=== Exercise ===
Check every line of the material below for "بيانات". Give the number of lines that have it, and only that.

=== Material provided ===
☆ ☆ ☆ ☆

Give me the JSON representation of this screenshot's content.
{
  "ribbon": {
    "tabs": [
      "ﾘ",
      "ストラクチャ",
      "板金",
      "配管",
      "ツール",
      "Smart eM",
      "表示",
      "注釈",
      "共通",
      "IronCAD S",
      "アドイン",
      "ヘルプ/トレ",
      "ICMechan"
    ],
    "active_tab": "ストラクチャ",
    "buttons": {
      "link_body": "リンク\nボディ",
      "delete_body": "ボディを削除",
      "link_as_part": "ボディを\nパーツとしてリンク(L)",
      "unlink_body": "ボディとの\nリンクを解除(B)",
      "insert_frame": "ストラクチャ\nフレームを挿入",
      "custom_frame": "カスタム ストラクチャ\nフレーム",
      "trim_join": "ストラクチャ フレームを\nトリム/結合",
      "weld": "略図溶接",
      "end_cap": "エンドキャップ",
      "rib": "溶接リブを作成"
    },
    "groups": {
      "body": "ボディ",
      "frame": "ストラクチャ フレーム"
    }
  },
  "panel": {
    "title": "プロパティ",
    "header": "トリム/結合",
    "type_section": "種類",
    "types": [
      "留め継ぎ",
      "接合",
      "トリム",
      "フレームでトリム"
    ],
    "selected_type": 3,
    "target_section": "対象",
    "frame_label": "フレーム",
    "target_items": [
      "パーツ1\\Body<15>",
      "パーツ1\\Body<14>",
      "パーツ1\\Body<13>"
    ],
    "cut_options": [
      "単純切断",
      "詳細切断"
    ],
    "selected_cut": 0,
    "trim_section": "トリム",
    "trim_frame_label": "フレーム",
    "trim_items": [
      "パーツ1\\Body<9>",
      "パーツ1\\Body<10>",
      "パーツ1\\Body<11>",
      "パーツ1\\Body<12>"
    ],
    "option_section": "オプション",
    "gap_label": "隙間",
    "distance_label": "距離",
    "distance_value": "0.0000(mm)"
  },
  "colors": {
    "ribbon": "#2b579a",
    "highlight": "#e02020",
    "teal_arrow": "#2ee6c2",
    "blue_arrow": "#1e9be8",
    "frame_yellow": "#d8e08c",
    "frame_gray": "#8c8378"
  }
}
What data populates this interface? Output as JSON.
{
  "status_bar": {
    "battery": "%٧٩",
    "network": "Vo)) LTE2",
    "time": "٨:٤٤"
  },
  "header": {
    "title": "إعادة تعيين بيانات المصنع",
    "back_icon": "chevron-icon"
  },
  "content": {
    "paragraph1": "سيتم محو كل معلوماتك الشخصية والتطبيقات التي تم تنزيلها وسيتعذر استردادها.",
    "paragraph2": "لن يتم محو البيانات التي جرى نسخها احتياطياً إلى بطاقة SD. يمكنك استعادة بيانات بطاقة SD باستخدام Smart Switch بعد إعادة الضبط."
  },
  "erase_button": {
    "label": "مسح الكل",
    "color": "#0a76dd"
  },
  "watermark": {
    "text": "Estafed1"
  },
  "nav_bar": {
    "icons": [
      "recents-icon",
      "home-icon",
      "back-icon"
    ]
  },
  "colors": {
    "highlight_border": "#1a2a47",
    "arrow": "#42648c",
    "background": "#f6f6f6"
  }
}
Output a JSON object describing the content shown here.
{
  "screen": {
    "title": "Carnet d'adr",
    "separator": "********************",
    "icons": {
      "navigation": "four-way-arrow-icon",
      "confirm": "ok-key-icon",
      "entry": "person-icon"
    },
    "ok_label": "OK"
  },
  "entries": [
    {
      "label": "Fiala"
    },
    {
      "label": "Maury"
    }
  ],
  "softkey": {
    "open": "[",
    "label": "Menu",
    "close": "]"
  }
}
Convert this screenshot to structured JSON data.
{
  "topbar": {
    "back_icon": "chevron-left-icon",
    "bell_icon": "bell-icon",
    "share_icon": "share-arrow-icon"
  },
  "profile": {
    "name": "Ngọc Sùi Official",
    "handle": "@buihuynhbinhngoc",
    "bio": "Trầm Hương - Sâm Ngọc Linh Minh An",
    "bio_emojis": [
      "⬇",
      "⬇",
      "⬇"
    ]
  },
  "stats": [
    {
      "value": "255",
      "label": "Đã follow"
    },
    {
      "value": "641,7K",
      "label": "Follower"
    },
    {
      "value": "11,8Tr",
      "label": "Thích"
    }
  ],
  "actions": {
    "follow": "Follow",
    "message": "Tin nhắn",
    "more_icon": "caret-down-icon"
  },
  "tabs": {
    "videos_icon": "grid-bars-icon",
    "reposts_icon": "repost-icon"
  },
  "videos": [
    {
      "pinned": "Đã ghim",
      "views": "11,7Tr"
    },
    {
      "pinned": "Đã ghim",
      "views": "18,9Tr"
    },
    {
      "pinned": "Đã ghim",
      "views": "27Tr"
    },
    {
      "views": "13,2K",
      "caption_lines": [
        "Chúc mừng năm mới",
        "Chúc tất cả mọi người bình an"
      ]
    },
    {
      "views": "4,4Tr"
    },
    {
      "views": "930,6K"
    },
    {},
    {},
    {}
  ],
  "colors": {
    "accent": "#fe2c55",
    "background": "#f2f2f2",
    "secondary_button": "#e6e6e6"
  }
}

☆ ☆ ☆ ☆

=== The completed task ===
2